[START OF Dataset rows]
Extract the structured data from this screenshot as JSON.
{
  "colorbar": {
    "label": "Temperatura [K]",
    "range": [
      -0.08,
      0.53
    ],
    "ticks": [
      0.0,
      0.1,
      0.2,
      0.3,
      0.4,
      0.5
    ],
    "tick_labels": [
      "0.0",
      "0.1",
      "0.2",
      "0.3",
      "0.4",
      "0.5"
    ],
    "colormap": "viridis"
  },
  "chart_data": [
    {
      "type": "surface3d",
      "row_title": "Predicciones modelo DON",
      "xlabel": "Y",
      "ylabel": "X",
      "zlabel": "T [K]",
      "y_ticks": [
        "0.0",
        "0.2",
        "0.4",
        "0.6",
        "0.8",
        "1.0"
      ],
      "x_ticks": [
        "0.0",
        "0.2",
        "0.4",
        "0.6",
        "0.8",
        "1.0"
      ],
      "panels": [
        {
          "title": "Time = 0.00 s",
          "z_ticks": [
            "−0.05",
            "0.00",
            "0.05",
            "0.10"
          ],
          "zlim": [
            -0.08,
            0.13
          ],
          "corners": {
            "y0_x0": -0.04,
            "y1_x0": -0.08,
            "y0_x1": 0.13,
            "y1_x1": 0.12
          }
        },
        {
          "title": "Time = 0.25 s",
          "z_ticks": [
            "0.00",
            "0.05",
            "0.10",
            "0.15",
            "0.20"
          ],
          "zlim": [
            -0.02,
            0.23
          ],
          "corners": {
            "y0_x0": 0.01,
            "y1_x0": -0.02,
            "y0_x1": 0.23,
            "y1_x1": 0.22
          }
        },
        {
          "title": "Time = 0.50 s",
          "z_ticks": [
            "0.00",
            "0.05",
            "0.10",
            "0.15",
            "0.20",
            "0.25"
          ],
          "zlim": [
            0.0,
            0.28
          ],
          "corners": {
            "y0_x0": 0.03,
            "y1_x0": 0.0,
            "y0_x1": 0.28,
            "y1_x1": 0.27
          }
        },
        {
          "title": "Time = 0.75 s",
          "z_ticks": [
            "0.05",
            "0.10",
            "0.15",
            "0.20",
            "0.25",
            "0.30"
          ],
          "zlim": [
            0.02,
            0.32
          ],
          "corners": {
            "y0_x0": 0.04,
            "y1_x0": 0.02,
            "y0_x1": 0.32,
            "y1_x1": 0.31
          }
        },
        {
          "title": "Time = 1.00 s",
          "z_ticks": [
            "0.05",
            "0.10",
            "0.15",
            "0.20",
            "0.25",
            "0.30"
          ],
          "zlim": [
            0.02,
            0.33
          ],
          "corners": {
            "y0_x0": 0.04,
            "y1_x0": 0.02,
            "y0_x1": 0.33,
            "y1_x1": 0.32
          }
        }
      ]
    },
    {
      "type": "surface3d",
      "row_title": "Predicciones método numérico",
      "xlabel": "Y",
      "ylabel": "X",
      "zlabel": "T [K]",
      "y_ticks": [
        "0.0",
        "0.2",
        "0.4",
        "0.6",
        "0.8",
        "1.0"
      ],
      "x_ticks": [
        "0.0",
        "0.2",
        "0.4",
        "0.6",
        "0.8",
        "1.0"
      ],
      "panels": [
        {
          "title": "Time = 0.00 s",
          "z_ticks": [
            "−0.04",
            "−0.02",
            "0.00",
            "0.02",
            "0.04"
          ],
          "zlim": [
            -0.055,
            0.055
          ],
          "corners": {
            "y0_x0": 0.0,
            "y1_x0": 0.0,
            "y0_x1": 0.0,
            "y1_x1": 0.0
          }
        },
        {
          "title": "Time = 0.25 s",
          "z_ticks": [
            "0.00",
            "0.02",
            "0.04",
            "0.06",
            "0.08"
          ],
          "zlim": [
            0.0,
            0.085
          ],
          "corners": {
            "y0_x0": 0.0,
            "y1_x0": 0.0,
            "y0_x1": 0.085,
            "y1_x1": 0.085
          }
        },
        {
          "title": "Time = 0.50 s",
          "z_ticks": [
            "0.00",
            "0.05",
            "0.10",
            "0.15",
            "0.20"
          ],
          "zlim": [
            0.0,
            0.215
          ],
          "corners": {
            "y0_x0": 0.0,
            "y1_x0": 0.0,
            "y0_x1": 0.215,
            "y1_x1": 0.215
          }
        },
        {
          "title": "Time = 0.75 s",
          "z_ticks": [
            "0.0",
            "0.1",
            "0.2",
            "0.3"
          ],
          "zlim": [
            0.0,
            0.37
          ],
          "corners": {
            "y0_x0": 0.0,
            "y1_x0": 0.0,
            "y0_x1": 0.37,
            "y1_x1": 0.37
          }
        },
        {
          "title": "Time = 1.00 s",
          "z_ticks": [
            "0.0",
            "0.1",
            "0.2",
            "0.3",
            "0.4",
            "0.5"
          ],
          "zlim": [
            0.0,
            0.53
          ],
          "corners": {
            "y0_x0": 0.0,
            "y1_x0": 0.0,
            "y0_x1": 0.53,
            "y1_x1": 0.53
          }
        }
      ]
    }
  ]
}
[END OF Dataset rows]
The records above should be restated word for word, please.

Extract the structured data from this screenshot as JSON.
{
  "colorbar": {
    "label": "Temperatura [K]",
    "range": [
      -0.08,
      0.53
    ],
    "ticks": [
      0.0,
      0.1,
      0.2,
      0.3,
      0.4,
      0.5
    ],
    "tick_labels": [
      "0.0",
      "0.1",
      "0.2",
      "0.3",
      "0.4",
      "0.5"
    ],
    "colormap": "viridis"
  },
  "chart_data": [
    {
      "type": "surface3d",
      "row_title": "Predicciones modelo DON",
      "xlabel": "Y",
      "ylabel": "X",
      "zlabel": "T [K]",
      "y_ticks": [
        "0.0",
        "0.2",
        "0.4",
        "0.6",
        "0.8",
        "1.0"
      ],
      "x_ticks": [
        "0.0",
        "0.2",
        "0.4",
        "0.6",
        "0.8",
        "1.0"
      ],
      "panels": [
        {
          "title": "Time = 0.00 s",
          "z_ticks": [
            "−0.05",
            "0.00",
            "0.05",
            "0.10"
          ],
          "zlim": [
            -0.08,
            0.13
          ],
          "corners": {
            "y0_x0": -0.04,
            "y1_x0": -0.08,
            "y0_x1": 0.13,
            "y1_x1": 0.12
          }
        },
        {
          "title": "Time = 0.25 s",
          "z_ticks": [
            "0.00",
            "0.05",
            "0.10",
            "0.15",
            "0.20"
          ],
          "zlim": [
            -0.02,
            0.23
          ],
          "corners": {
            "y0_x0": 0.01,
            "y1_x0": -0.02,
            "y0_x1": 0.23,
            "y1_x1": 0.22
          }
        },
        {
          "title": "Time = 0.50 s",
          "z_ticks": [
            "0.00",
            "0.05",
            "0.10",
            "0.15",
            "0.20",
            "0.25"
          ],
          "zlim": [
            0.0,
            0.28
          ],
          "corners": {
            "y0_x0": 0.03,
            "y1_x0": 0.0,
            "y0_x1": 0.28,
            "y1_x1": 0.27
          }
        },
        {
          "title": "Time = 0.75 s",
          "z_ticks": [
            "0.05",
            "0.10",
            "0.15",
            "0.20",
            "0.25",
            "0.30"
          ],
          "zlim": [
            0.02,
            0.32
          ],
          "corners": {
            "y0_x0": 0.04,
            "y1_x0": 0.02,
            "y0_x1": 0.32,
            "y1_x1": 0.31
          }
        },
        {
          "title": "Time = 1.00 s",
          "z_ticks": [
            "0.05",
            "0.10",
            "0.15",
            "0.20",
            "0.25",
            "0.30"
          ],
          "zlim": [
            0.02,
            0.33
          ],
          "corners": {
            "y0_x0": 0.04,
            "y1_x0": 0.02,
            "y0_x1": 0.33,
            "y1_x1": 0.32
          }
        }
      ]
    },
    {
      "type": "surface3d",
      "row_title": "Predicciones método numérico",
      "xlabel": "Y",
      "ylabel": "X",
      "zlabel": "T [K]",
      "y_ticks": [
        "0.0",
        "0.2",
        "0.4",
        "0.6",
        "0.8",
        "1.0"
      ],
      "x_ticks": [
        "0.0",
        "0.2",
        "0.4",
        "0.6",
        "0.8",
        "1.0"
      ],
      "panels": [
        {
          "title": "Time = 0.00 s",
          "z_ticks": [
            "−0.04",
            "−0.02",
            "0.00",
            "0.02",
            "0.04"
          ],
          "zlim": [
            -0.055,
            0.055
          ],
          "corners": {
            "y0_x0": 0.0,
            "y1_x0": 0.0,
            "y0_x1": 0.0,
            "y1_x1": 0.0
          }
        },
        {
          "title": "Time = 0.25 s",
          "z_ticks": [
            "0.00",
            "0.02",
            "0.04",
            "0.06",
            "0.08"
          ],
          "zlim": [
            0.0,
            0.085
          ],
          "corners": {
            "y0_x0": 0.0,
            "y1_x0": 0.0,
            "y0_x1": 0.085,
            "y1_x1": 0.085
          }
        },
        {
          "title": "Time = 0.50 s",
          "z_ticks": [
            "0.00",
            "0.05",
            "0.10",
            "0.15",
            "0.20"
          ],
          "zlim": [
            0.0,
            0.215
          ],
          "corners": {
            "y0_x0": 0.0,
            "y1_x0": 0.0,
            "y0_x1": 0.215,
            "y1_x1": 0.215
          }
        },
        {
          "title": "Time = 0.75 s",
          "z_ticks": [
            "0.0",
            "0.1",
            "0.2",
            "0.3"
          ],
          "zlim": [
            0.0,
            0.37
          ],
          "corners": {
            "y0_x0": 0.0,
            "y1_x0": 0.0,
            "y0_x1": 0.37,
            "y1_x1": 0.37
          }
        },
        {
          "title": "Time = 1.00 s",
          "z_ticks": [
            "0.0",
            "0.1",
            "0.2",
            "0.3",
            "0.4",
            "0.5"
          ],
          "zlim": [
            0.0,
            0.53
          ],
          "corners": {
            "y0_x0": 0.0,
            "y1_x0": 0.0,
            "y0_x1": 0.53,
            "y1_x1": 0.53
          }
        }
      ]
    }
  ]
}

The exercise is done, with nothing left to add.